Material provided.
* * * * * * *

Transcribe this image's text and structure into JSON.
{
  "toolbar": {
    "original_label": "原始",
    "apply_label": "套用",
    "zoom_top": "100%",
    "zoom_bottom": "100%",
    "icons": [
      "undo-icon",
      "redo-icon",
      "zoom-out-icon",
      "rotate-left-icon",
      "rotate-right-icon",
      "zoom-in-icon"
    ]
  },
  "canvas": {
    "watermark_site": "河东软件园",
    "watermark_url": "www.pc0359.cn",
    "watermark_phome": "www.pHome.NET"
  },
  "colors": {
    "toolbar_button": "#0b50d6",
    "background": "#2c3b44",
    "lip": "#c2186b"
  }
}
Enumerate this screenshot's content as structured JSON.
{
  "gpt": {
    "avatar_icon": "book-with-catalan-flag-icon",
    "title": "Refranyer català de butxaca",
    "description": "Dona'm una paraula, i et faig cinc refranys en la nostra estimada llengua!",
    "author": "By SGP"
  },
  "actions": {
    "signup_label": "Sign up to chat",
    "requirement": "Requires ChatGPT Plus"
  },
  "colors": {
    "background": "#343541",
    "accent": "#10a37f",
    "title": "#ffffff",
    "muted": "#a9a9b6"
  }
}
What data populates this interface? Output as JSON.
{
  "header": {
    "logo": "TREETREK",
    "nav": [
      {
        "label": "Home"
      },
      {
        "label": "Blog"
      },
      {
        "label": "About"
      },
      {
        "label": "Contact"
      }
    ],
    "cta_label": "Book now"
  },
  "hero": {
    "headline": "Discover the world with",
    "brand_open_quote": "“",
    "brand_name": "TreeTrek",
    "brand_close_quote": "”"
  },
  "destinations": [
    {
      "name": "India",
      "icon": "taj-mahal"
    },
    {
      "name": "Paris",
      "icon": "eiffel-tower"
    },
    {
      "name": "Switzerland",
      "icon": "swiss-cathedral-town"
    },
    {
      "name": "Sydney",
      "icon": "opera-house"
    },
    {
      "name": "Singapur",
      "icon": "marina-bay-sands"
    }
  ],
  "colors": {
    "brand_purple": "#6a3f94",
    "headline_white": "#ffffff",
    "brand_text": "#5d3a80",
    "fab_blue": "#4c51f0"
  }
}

* * * * * * *

Directions. Please quote the records above exactly, without skipping a line.

The reply.
Transcribe this image's text and structure into JSON.
{
  "toolbar": {
    "original_label": "原始",
    "apply_label": "套用",
    "zoom_top": "100%",
    "zoom_bottom": "100%",
    "icons": [
      "undo-icon",
      "redo-icon",
      "zoom-out-icon",
      "rotate-left-icon",
      "rotate-right-icon",
      "zoom-in-icon"
    ]
  },
  "canvas": {
    "watermark_site": "河东软件园",
    "watermark_url": "www.pc0359.cn",
    "watermark_phome": "www.pHome.NET"
  },
  "colors": {
    "toolbar_button": "#0b50d6",
    "background": "#2c3b44",
    "lip": "#c2186b"
  }
}
Enumerate this screenshot's content as structured JSON.
{
  "gpt": {
    "avatar_icon": "book-with-catalan-flag-icon",
    "title": "Refranyer català de butxaca",
    "description": "Dona'm una paraula, i et faig cinc refranys en la nostra estimada llengua!",
    "author": "By SGP"
  },
  "actions": {
    "signup_label": "Sign up to chat",
    "requirement": "Requires ChatGPT Plus"
  },
  "colors": {
    "background": "#343541",
    "accent": "#10a37f",
    "title": "#ffffff",
    "muted": "#a9a9b6"
  }
}
What data populates this interface? Output as JSON.
{
  "header": {
    "logo": "TREETREK",
    "nav": [
      {
        "label": "Home"
      },
      {
        "label": "Blog"
      },
      {
        "label": "About"
      },
      {
        "label": "Contact"
      }
    ],
    "cta_label": "Book now"
  },
  "hero": {
    "headline": "Discover the world with",
    "brand_open_quote": "“",
    "brand_name": "TreeTrek",
    "brand_close_quote": "”"
  },
  "destinations": [
    {
      "name": "India",
      "icon": "taj-mahal"
    },
    {
      "name": "Paris",
      "icon": "eiffel-tower"
    },
    {
      "name": "Switzerland",
      "icon": "swiss-cathedral-town"
    },
    {
      "name": "Sydney",
      "icon": "opera-house"
    },
    {
      "name": "Singapur",
      "icon": "marina-bay-sands"
    }
  ],
  "colors": {
    "brand_purple": "#6a3f94",
    "headline_white": "#ffffff",
    "brand_text": "#5d3a80",
    "fab_blue": "#4c51f0"
  }
}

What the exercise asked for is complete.